• [Extract to read]:

--

Featuring a stellar young cast and great practical effects, “Assassinaut” is a flawed but promising sci-fi / horror story that brims with emerging talent.
I salute the makers of Assassinaut for their ambition. Though, in the end, it’s easier to admire than to love. It’s a sci-fi/horror film that frequently overcomes obvious budgetary limitations in some key areas while falling short precisely where movies of its ilk need to shine brightest: the script.
The story opens with the assassination of Earth’s president, who supports a peace treaty with an alien race. That dream dies with him, leading to a nuclear conflict. There are indications of a conspiracy theory, which is one of several story threads to be introduced and never explained fully, let alone resolved.
Flash forward a decade, and a group of youth is being assembled for a trip to a distant space station where they will visit the current president for reasons that also aren’t spelled out. The minimal world-building neglects to clearly define the bigger picture too; significant details like the precise nature of this Earth government or even, for that matter, its relationship with the aliens.

--

• [Required task 1]: Revise the Assassinaut review starting at "The story opens" and ending at "let alone resolved.", swapping "peace treaty" for "trade agreement".
• [Required task 2]: According to the Assassinaut review, why is the film easier to admire than to love?

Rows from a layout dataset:
--

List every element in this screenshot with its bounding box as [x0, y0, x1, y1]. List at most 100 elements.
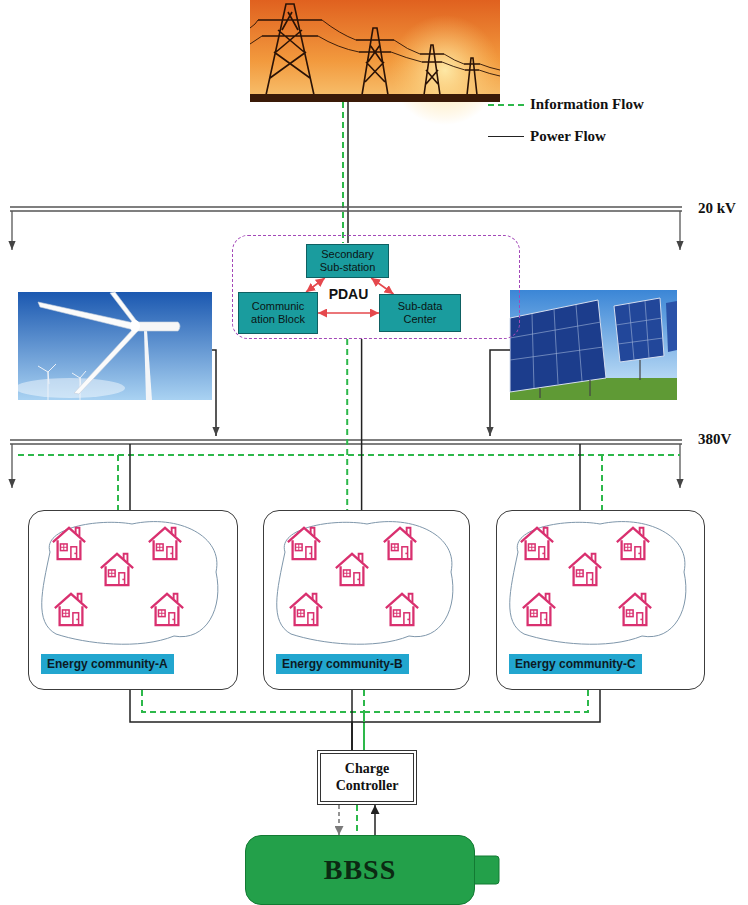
- panel-grid: [616, 301, 663, 360]
- community-label: Energy community-B: [276, 654, 409, 674]
- pylons: [258, 4, 480, 95]
- connector-line: [352, 690, 600, 750]
- house-icon: [619, 594, 651, 625]
- legend-sample: [488, 136, 524, 137]
- region-label: PDAU: [318, 286, 379, 302]
- community-houses: [277, 522, 453, 645]
- connector-line: [130, 690, 352, 750]
- solar-panel-photo: [510, 290, 677, 400]
- pdau-region: PDAU Secondary Sub-stationCommunic ation …: [232, 235, 520, 339]
- neighbourhood-outline: [42, 522, 218, 645]
- connector-line: [371, 278, 393, 294]
- panel-grid: [510, 305, 603, 388]
- voltage-label: 380V: [698, 431, 731, 448]
- feeder-line: [130, 444, 580, 510]
- connector-line: [318, 312, 379, 314]
- house-icon: [336, 554, 368, 585]
- info-line: [342, 102, 344, 243]
- bus-20kv: [10, 207, 682, 211]
- connector: [318, 313, 379, 314]
- cloud: [15, 378, 125, 398]
- distant-turbines: [38, 364, 86, 400]
- blades: [38, 292, 139, 394]
- bus-380v: [10, 440, 682, 444]
- box-label: Secondary Sub-station: [311, 248, 384, 273]
- box-label: Sub-data Center: [384, 300, 456, 325]
- neighbourhood-outline: [277, 522, 453, 645]
- info-line: [356, 805, 358, 835]
- power-cables: [250, 20, 500, 76]
- connector: [347, 339, 361, 510]
- connector: [352, 690, 364, 750]
- house-icon: [384, 528, 416, 559]
- info-line: [364, 690, 588, 750]
- panel-legs: [540, 360, 640, 398]
- house-icon: [386, 594, 418, 625]
- info-line: [118, 455, 602, 510]
- bus-drop: [11, 211, 12, 250]
- battery-box: BBSS: [245, 835, 475, 905]
- connector-line: [306, 278, 325, 292]
- wind-turbine-photo: [15, 292, 212, 400]
- connector: [352, 690, 600, 750]
- community-box: Energy community-C: [496, 510, 705, 690]
- box-label: Charge Controller: [327, 761, 407, 795]
- house-icon: [617, 528, 649, 559]
- feeder-line: [347, 102, 349, 243]
- house-icon: [55, 594, 87, 625]
- connector: [371, 278, 393, 294]
- house-icon: [569, 554, 601, 585]
- house-icon: [149, 528, 181, 559]
- legend-item: Information Flow: [488, 96, 644, 113]
- community-houses: [510, 522, 686, 645]
- process-box: Communic ation Block: [238, 292, 318, 334]
- legend-text: Power Flow: [530, 128, 606, 145]
- bus-drop: [11, 444, 12, 488]
- house-icon: [151, 594, 183, 625]
- house-icon: [53, 528, 85, 559]
- feeder-line: [490, 350, 510, 436]
- neighbourhood-outline: [510, 522, 686, 645]
- panel: [510, 300, 606, 392]
- hub: [130, 320, 140, 332]
- connector-line: [374, 805, 376, 835]
- battery-label: BBSS: [324, 854, 397, 886]
- community-box: Energy community-B: [263, 510, 470, 690]
- connector: [375, 805, 376, 835]
- bus-drop: [679, 211, 680, 250]
- voltage-label: 20 kV: [698, 200, 736, 217]
- box-label: Communic ation Block: [243, 300, 313, 325]
- community-label: Energy community-C: [509, 654, 642, 674]
- info-line: [346, 339, 348, 510]
- bus-drop: [679, 444, 680, 488]
- panel: [614, 298, 664, 362]
- community-label: Energy community-A: [41, 654, 174, 674]
- sky: [510, 290, 677, 400]
- power-line-photo: [250, 0, 500, 125]
- connector-line: [361, 339, 363, 510]
- process-box: Sub-data Center: [379, 294, 461, 332]
- nacelle: [136, 322, 180, 331]
- info-line: [142, 690, 364, 750]
- connector-line: [338, 805, 340, 835]
- house-icon: [523, 594, 555, 625]
- sun-glow: [390, 15, 500, 125]
- controller-box: Charge Controller: [317, 750, 417, 805]
- community-box: Energy community-A: [28, 510, 238, 690]
- house-icon: [290, 594, 322, 625]
- house-icon: [101, 554, 133, 585]
- legend-sample: [488, 104, 524, 106]
- ground-silhouette: [250, 94, 500, 102]
- turbine-tower: [144, 330, 152, 400]
- community-houses: [42, 522, 218, 645]
- house-icon: [521, 528, 553, 559]
- feeder-line: [212, 350, 216, 436]
- connector: [130, 690, 364, 750]
- process-box: Secondary Sub-station: [306, 244, 389, 278]
- house-icon: [288, 528, 320, 559]
- legend-item: Power Flow: [488, 128, 606, 145]
- legend-text: Information Flow: [530, 96, 644, 113]
- panel: [666, 301, 677, 352]
- connector: [306, 278, 325, 292]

--

• [Final answer 1]:
The story opens with the assassination of Earth’s president, who supports a trade agreement with an alien race. That dream dies with him, leading to a nuclear conflict. There are indications of a conspiracy theory, which is one of several story threads to be introduced and never explained fully, let alone resolved.

• [Final answer 2]: The film often overcomes obvious budgetary limitations in some key areas. However, it falls short in the script, which is where movies of its kind most need to shine.